## REQUIREMENT:
Copy every record word for word.

= = = = = = =

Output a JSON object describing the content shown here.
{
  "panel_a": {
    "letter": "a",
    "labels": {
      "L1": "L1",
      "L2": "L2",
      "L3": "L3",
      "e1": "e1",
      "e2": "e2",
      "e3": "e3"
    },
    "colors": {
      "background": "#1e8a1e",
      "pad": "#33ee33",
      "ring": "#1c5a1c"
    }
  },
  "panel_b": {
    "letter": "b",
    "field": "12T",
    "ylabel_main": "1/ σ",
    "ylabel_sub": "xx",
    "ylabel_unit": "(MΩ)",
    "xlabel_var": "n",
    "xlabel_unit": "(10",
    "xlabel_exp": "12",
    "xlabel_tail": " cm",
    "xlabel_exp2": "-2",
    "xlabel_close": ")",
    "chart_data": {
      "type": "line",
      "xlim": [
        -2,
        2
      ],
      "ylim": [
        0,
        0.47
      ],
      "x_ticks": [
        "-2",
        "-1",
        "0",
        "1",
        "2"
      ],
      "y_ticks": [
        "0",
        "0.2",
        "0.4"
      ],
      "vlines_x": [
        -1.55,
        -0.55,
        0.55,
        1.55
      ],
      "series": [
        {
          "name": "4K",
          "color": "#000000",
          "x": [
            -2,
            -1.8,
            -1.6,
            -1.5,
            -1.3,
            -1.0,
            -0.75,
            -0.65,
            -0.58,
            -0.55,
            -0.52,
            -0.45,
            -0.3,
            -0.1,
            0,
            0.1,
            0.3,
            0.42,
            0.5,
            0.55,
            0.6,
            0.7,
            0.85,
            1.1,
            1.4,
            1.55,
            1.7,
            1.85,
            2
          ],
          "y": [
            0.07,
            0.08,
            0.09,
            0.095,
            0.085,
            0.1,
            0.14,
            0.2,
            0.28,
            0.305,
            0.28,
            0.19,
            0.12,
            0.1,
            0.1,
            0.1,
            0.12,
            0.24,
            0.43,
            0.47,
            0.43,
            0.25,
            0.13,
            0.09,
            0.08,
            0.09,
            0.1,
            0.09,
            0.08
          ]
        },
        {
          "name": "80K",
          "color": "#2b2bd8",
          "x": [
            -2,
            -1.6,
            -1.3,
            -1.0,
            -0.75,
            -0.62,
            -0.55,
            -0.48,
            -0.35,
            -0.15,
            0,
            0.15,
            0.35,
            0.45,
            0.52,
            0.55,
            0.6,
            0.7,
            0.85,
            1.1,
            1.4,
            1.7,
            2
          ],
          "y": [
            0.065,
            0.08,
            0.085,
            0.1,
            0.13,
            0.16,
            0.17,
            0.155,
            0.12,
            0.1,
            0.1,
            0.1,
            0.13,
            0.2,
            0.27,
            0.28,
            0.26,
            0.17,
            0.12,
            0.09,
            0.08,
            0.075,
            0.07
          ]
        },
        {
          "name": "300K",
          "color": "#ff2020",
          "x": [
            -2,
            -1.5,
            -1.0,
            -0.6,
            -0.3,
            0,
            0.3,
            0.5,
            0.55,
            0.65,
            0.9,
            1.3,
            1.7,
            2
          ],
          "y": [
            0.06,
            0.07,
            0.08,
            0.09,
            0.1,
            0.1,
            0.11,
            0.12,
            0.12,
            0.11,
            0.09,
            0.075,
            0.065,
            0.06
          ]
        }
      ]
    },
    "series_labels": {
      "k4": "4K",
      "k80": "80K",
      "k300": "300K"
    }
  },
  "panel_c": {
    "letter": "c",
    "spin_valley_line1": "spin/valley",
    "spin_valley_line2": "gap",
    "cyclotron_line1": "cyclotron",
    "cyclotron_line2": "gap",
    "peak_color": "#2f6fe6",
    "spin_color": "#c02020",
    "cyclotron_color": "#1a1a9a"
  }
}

= = = = = = =

## RESULT FOR THIS EXERCISE:
Output a JSON object describing the content shown here.
{
  "panel_a": {
    "letter": "a",
    "labels": {
      "L1": "L1",
      "L2": "L2",
      "L3": "L3",
      "e1": "e1",
      "e2": "e2",
      "e3": "e3"
    },
    "colors": {
      "background": "#1e8a1e",
      "pad": "#33ee33",
      "ring": "#1c5a1c"
    }
  },
  "panel_b": {
    "letter": "b",
    "field": "12T",
    "ylabel_main": "1/ σ",
    "ylabel_sub": "xx",
    "ylabel_unit": "(MΩ)",
    "xlabel_var": "n",
    "xlabel_unit": "(10",
    "xlabel_exp": "12",
    "xlabel_tail": " cm",
    "xlabel_exp2": "-2",
    "xlabel_close": ")",
    "chart_data": {
      "type": "line",
      "xlim": [
        -2,
        2
      ],
      "ylim": [
        0,
        0.47
      ],
      "x_ticks": [
        "-2",
        "-1",
        "0",
        "1",
        "2"
      ],
      "y_ticks": [
        "0",
        "0.2",
        "0.4"
      ],
      "vlines_x": [
        -1.55,
        -0.55,
        0.55,
        1.55
      ],
      "series": [
        {
          "name": "4K",
          "color": "#000000",
          "x": [
            -2,
            -1.8,
            -1.6,
            -1.5,
            -1.3,
            -1.0,
            -0.75,
            -0.65,
            -0.58,
            -0.55,
            -0.52,
            -0.45,
            -0.3,
            -0.1,
            0,
            0.1,
            0.3,
            0.42,
            0.5,
            0.55,
            0.6,
            0.7,
            0.85,
            1.1,
            1.4,
            1.55,
            1.7,
            1.85,
            2
          ],
          "y": [
            0.07,
            0.08,
            0.09,
            0.095,
            0.085,
            0.1,
            0.14,
            0.2,
            0.28,
            0.305,
            0.28,
            0.19,
            0.12,
            0.1,
            0.1,
            0.1,
            0.12,
            0.24,
            0.43,
            0.47,
            0.43,
            0.25,
            0.13,
            0.09,
            0.08,
            0.09,
            0.1,
            0.09,
            0.08
          ]
        },
        {
          "name": "80K",
          "color": "#2b2bd8",
          "x": [
            -2,
            -1.6,
            -1.3,
            -1.0,
            -0.75,
            -0.62,
            -0.55,
            -0.48,
            -0.35,
            -0.15,
            0,
            0.15,
            0.35,
            0.45,
            0.52,
            0.55,
            0.6,
            0.7,
            0.85,
            1.1,
            1.4,
            1.7,
            2
          ],
          "y": [
            0.065,
            0.08,
            0.085,
            0.1,
            0.13,
            0.16,
            0.17,
            0.155,
            0.12,
            0.1,
            0.1,
            0.1,
            0.13,
            0.2,
            0.27,
            0.28,
            0.26,
            0.17,
            0.12,
            0.09,
            0.08,
            0.075,
            0.07
          ]
        },
        {
          "name": "300K",
          "color": "#ff2020",
          "x": [
            -2,
            -1.5,
            -1.0,
            -0.6,
            -0.3,
            0,
            0.3,
            0.5,
            0.55,
            0.65,
            0.9,
            1.3,
            1.7,
            2
          ],
          "y": [
            0.06,
            0.07,
            0.08,
            0.09,
            0.1,
            0.1,
            0.11,
            0.12,
            0.12,
            0.11,
            0.09,
            0.075,
            0.065,
            0.06
          ]
        }
      ]
    },
    "series_labels": {
      "k4": "4K",
      "k80": "80K",
      "k300": "300K"
    }
  },
  "panel_c": {
    "letter": "c",
    "spin_valley_line1": "spin/valley",
    "spin_valley_line2": "gap",
    "cyclotron_line1": "cyclotron",
    "cyclotron_line2": "gap",
    "peak_color": "#2f6fe6",
    "spin_color": "#c02020",
    "cyclotron_color": "#1a1a9a"
  }
}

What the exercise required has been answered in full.